== REQUIREMENTS ==
Gather each line of the entries below that includes "KOLLQ".

== RECORDS PROVIDED ==
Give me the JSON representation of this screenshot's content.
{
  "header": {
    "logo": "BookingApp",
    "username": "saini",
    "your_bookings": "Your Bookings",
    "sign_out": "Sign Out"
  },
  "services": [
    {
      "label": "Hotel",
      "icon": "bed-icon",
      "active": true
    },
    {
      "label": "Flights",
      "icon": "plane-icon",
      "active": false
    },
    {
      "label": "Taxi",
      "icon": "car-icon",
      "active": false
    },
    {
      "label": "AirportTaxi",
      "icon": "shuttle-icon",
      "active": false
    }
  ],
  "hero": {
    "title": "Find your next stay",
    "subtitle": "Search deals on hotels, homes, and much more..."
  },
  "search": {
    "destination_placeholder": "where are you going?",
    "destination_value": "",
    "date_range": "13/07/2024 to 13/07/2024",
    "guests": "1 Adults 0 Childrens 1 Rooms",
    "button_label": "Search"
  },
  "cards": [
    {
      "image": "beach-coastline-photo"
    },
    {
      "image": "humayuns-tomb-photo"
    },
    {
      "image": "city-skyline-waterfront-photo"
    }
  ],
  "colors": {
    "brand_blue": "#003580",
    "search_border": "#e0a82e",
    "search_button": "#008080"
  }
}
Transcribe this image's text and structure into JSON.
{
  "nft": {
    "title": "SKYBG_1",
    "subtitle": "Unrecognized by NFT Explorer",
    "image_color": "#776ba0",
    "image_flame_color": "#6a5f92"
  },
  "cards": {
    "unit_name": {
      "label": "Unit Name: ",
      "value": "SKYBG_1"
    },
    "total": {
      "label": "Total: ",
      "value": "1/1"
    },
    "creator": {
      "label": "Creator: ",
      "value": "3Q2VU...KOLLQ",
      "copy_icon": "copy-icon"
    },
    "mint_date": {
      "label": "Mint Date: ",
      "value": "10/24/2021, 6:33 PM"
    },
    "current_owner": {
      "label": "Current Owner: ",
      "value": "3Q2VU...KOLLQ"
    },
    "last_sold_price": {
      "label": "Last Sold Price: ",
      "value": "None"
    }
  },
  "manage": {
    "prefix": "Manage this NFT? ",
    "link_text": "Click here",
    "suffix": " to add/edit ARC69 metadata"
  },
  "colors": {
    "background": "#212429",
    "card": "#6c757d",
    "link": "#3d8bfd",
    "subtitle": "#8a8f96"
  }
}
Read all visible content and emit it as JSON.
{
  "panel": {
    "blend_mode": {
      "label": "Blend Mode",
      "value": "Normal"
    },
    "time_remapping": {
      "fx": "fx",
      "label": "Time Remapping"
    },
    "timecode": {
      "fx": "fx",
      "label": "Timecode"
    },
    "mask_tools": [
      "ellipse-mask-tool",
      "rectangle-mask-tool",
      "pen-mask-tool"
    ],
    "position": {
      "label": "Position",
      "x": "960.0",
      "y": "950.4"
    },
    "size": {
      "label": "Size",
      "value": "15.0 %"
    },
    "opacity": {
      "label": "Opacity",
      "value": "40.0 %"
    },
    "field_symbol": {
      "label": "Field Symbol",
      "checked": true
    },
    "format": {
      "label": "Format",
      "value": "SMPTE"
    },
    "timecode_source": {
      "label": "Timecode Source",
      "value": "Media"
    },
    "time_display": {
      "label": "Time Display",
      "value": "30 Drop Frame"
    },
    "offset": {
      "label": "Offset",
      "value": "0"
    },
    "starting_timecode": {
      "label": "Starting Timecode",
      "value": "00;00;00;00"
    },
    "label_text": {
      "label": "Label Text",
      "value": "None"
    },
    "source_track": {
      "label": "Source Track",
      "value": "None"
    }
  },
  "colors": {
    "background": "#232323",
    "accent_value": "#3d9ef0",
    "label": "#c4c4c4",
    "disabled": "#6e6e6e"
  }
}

== SOLUTION FOR THIS TASK ==
      "value": "3Q2VU...KOLLQ",
      "value": "3Q2VU...KOLLQ"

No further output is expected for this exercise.